### Raw data:
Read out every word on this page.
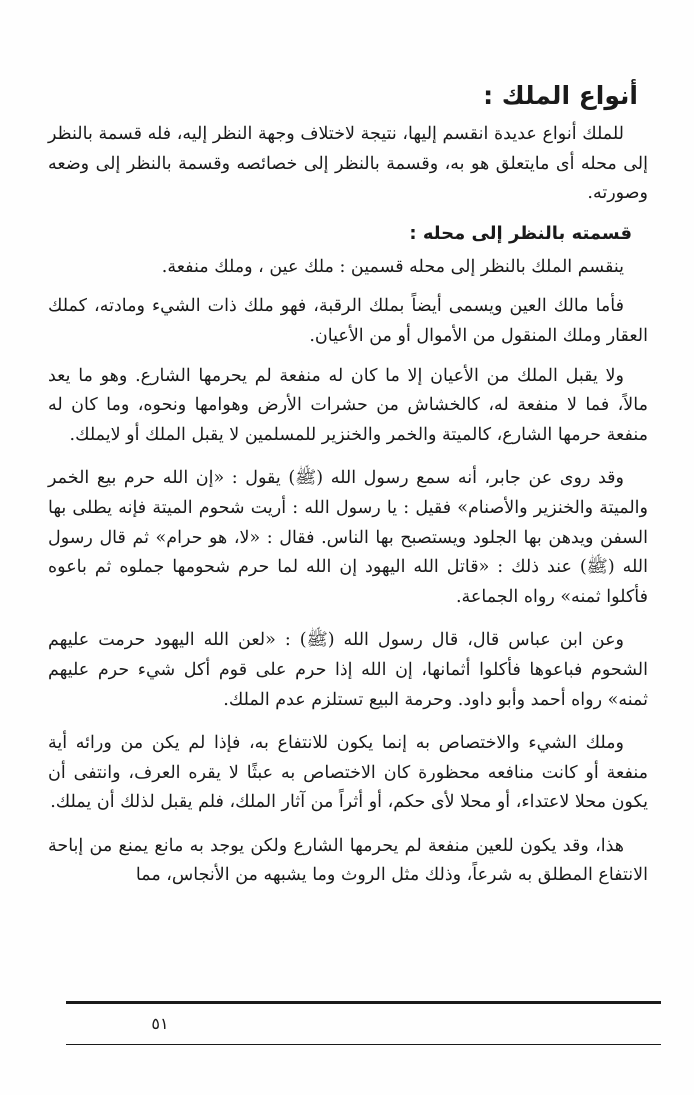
أنواع الملك :

للملك أنواع عديدة انقسم إليها، نتيجة لاختلاف وجهة النظر إليه، فله قسمة بالنظر إلى محله أى مايتعلق هو به، وقسمة بالنظر إلى خصائصه وقسمة بالنظر إلى وضعه وصورته.

قسمته بالنظر إلى محله :

ينقسم الملك بالنظر إلى محله قسمين : ملك عين ، وملك منفعة.

فأما مالك العين ويسمى أيضاً بملك الرقبة، فهو ملك ذات الشيء ومادته، كملك العقار وملك المنقول من الأموال أو من الأعيان.

ولا يقبل الملك من الأعيان إلا ما كان له منفعة لم يحرمها الشارع. وهو ما يعد مالاً، فما لا منفعة له، كالخشاش من حشرات الأرض وهوامها ونحوه، وما كان له منفعة حرمها الشارع، كالميتة والخمر والخنزير للمسلمين لا يقبل الملك أو لايملك.

وقد روى عن جابر، أنه سمع رسول الله (ﷺ) يقول : «إن الله حرم بيع الخمر والميتة والخنزير والأصنام» فقيل : يا رسول الله : أريت شحوم الميتة فإنه يطلى بها السفن ويدهن بها الجلود ويستصبح بها الناس. فقال : «لا، هو حرام» ثم قال رسول الله (ﷺ) عند ذلك : «قاتل الله اليهود إن الله لما حرم شحومها جملوه ثم باعوه فأكلوا ثمنه» رواه الجماعة.

وعن ابن عباس قال، قال رسول الله (ﷺ) : «لعن الله اليهود حرمت عليهم الشحوم فباعوها فأكلوا أثمانها، إن الله إذا حرم على قوم أكل شيء حرم عليهم ثمنه» رواه أحمد وأبو داود. وحرمة البيع تستلزم عدم الملك.

وملك الشيء والاختصاص به إنما يكون للانتفاع به، فإذا لم يكن من ورائه أية منفعة أو كانت منافعه محظورة كان الاختصاص به عبثًا لا يقره العرف، وانتفى أن يكون محلا لاعتداء، أو محلا لأى حكم، أو أثراً من آثار الملك، فلم يقبل لذلك أن يملك.

هذا، وقد يكون للعين منفعة لم يحرمها الشارع ولكن يوجد به مانع يمنع من إباحة الانتفاع المطلق به شرعاً، وذلك مثل الروث وما يشبهه من الأنجاس، مما

٥١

### What is being asked:
Write out the whole listing again, exactly, with no pictures.

### Response:
Read out every word on this page.
أنواع الملك :

للملك أنواع عديدة انقسم إليها، نتيجة لاختلاف وجهة النظر إليه، فله قسمة بالنظر إلى محله أى مايتعلق هو به، وقسمة بالنظر إلى خصائصه وقسمة بالنظر إلى وضعه وصورته.

قسمته بالنظر إلى محله :

ينقسم الملك بالنظر إلى محله قسمين : ملك عين ، وملك منفعة.

فأما مالك العين ويسمى أيضاً بملك الرقبة، فهو ملك ذات الشيء ومادته، كملك العقار وملك المنقول من الأموال أو من الأعيان.

ولا يقبل الملك من الأعيان إلا ما كان له منفعة لم يحرمها الشارع. وهو ما يعد مالاً، فما لا منفعة له، كالخشاش من حشرات الأرض وهوامها ونحوه، وما كان له منفعة حرمها الشارع، كالميتة والخمر والخنزير للمسلمين لا يقبل الملك أو لايملك.

وقد روى عن جابر، أنه سمع رسول الله (ﷺ) يقول : «إن الله حرم بيع الخمر والميتة والخنزير والأصنام» فقيل : يا رسول الله : أريت شحوم الميتة فإنه يطلى بها السفن ويدهن بها الجلود ويستصبح بها الناس. فقال : «لا، هو حرام» ثم قال رسول الله (ﷺ) عند ذلك : «قاتل الله اليهود إن الله لما حرم شحومها جملوه ثم باعوه فأكلوا ثمنه» رواه الجماعة.

وعن ابن عباس قال، قال رسول الله (ﷺ) : «لعن الله اليهود حرمت عليهم الشحوم فباعوها فأكلوا أثمانها، إن الله إذا حرم على قوم أكل شيء حرم عليهم ثمنه» رواه أحمد وأبو داود. وحرمة البيع تستلزم عدم الملك.

وملك الشيء والاختصاص به إنما يكون للانتفاع به، فإذا لم يكن من ورائه أية منفعة أو كانت منافعه محظورة كان الاختصاص به عبثًا لا يقره العرف، وانتفى أن يكون محلا لاعتداء، أو محلا لأى حكم، أو أثراً من آثار الملك، فلم يقبل لذلك أن يملك.

هذا، وقد يكون للعين منفعة لم يحرمها الشارع ولكن يوجد به مانع يمنع من إباحة الانتفاع المطلق به شرعاً، وذلك مثل الروث وما يشبهه من الأنجاس، مما

٥١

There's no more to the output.